* [What to work on]: Give the number of lines that hold the string "Верховного". Nothing else is needed.

* [Provided entries]:
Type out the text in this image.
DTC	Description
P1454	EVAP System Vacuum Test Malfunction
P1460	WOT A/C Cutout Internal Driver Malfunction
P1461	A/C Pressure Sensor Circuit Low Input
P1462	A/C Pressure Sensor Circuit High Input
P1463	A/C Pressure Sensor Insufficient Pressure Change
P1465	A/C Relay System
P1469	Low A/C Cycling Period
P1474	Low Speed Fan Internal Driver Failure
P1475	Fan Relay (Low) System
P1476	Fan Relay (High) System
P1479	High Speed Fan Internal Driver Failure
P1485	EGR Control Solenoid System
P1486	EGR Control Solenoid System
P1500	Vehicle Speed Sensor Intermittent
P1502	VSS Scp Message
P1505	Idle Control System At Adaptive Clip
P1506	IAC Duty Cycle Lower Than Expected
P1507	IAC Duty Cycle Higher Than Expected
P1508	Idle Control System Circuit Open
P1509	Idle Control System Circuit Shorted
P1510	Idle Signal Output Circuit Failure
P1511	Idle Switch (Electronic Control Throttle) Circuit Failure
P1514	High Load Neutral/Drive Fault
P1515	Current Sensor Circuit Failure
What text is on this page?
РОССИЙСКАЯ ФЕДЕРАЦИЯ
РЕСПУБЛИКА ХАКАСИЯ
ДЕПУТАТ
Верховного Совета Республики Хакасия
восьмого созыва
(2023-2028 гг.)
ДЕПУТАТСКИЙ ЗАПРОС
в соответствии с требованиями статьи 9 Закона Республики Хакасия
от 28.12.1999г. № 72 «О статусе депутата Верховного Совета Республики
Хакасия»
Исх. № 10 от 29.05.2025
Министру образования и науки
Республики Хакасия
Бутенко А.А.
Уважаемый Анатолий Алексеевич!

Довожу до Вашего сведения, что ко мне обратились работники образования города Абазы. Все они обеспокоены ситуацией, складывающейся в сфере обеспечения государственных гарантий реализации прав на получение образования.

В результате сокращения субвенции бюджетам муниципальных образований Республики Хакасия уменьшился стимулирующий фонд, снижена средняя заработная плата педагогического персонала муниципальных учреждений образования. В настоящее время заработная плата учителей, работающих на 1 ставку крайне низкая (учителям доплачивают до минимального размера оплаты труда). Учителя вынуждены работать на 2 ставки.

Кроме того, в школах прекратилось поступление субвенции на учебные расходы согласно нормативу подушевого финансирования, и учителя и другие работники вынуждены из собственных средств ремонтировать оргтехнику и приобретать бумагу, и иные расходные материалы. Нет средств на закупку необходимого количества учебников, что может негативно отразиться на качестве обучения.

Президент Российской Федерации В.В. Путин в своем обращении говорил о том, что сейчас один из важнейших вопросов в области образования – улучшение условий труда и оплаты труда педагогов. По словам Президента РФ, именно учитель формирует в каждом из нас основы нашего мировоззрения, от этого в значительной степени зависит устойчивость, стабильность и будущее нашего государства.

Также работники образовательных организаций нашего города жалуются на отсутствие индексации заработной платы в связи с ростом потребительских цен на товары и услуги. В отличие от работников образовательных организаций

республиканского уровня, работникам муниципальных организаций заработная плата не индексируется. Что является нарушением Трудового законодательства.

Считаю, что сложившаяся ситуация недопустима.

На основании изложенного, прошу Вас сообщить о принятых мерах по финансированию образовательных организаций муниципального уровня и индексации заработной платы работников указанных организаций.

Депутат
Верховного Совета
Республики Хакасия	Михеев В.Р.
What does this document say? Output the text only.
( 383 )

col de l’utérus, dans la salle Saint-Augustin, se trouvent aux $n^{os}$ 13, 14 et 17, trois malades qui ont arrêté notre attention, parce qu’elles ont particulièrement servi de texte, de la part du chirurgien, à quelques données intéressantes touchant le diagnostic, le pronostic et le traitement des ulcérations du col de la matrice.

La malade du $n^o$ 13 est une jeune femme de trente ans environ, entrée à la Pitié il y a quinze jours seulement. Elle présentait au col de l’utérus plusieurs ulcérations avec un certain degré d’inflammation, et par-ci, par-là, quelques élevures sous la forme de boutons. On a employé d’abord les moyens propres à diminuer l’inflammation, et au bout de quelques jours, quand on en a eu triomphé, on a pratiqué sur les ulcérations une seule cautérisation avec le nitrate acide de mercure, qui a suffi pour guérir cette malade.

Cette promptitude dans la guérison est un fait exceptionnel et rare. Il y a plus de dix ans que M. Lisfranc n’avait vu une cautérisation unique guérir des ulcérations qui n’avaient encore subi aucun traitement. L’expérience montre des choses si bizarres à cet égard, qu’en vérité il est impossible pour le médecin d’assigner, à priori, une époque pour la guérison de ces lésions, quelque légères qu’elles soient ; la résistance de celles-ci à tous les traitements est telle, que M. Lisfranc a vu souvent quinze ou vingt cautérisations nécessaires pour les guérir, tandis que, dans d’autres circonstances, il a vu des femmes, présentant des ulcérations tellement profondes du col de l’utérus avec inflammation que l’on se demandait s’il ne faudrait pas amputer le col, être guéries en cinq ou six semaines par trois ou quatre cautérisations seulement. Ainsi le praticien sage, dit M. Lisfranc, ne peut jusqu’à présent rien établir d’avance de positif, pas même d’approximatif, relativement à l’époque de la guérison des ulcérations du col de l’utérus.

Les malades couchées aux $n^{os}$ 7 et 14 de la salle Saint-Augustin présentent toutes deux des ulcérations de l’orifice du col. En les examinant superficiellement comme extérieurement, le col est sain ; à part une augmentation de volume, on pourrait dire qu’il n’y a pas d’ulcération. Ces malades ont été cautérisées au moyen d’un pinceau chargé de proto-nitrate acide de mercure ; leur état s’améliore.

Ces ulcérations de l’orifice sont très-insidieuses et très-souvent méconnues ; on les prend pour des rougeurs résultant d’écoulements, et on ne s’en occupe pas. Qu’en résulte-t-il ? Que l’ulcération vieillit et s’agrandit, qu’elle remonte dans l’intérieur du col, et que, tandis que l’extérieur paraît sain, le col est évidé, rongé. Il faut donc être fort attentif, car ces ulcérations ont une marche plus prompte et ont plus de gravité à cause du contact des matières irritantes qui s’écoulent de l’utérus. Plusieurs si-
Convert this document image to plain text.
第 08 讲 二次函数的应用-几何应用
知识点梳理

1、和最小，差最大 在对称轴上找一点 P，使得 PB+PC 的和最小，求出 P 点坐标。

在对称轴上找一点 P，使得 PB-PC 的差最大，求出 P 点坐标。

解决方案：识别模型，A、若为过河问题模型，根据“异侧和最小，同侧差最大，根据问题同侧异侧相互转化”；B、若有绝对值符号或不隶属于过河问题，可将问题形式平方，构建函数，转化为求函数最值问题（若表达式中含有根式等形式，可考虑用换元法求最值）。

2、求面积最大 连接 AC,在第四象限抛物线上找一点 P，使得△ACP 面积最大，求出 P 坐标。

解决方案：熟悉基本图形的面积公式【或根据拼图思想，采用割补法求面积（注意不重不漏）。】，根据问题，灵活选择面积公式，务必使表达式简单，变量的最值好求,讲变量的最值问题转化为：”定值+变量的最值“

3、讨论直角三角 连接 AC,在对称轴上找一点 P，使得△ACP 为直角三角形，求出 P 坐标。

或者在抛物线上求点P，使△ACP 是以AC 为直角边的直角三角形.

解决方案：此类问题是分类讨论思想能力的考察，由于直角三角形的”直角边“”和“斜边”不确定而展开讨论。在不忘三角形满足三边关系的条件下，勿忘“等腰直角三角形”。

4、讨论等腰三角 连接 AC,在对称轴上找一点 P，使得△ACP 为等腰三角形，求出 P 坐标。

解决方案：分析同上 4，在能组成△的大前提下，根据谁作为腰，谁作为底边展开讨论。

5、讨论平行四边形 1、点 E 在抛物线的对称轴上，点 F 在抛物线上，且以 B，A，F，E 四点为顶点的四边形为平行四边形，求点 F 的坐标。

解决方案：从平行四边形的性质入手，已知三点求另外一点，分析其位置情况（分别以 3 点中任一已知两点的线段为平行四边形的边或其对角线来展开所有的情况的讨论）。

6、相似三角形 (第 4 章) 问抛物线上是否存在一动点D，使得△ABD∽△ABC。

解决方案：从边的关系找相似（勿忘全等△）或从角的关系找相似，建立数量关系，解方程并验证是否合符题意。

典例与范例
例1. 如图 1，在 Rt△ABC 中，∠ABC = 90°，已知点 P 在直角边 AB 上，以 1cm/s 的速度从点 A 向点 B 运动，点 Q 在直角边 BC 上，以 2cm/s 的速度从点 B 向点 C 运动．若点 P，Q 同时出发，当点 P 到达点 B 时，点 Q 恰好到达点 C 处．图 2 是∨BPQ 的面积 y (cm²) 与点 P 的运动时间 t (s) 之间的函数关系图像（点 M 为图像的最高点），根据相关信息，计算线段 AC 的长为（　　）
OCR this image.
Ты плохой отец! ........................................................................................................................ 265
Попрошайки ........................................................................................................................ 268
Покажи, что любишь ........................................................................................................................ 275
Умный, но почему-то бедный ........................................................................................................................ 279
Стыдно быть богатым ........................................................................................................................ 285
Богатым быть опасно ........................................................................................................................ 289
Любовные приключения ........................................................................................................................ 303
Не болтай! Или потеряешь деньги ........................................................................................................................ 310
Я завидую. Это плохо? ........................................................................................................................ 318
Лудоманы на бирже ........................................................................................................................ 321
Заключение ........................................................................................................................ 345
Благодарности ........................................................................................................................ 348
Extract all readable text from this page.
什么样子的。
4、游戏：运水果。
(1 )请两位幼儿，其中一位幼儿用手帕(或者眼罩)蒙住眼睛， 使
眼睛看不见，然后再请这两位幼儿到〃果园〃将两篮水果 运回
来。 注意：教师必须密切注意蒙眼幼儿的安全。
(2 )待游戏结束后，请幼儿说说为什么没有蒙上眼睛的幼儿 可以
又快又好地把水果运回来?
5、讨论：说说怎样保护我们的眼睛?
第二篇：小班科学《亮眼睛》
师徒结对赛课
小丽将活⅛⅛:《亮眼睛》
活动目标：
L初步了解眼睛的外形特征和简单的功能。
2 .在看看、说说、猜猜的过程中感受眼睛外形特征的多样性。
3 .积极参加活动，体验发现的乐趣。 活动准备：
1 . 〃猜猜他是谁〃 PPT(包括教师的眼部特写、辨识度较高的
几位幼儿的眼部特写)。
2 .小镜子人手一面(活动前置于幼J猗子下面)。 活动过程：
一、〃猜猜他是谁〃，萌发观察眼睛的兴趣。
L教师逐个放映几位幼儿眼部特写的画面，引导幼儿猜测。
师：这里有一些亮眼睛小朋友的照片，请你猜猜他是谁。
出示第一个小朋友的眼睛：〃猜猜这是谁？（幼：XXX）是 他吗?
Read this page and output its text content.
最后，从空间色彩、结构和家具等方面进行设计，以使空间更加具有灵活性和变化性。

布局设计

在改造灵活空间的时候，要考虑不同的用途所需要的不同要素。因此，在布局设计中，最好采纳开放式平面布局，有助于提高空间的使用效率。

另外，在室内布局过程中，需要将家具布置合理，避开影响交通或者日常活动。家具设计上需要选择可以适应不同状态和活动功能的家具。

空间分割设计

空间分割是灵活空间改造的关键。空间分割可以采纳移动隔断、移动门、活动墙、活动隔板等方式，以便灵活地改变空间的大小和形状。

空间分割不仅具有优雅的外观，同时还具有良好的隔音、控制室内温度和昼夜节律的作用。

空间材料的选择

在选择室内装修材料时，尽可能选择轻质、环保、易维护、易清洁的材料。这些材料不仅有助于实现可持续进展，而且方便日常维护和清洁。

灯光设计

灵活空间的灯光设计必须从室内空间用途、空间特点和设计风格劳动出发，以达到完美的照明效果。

* [Solution for this task]: 3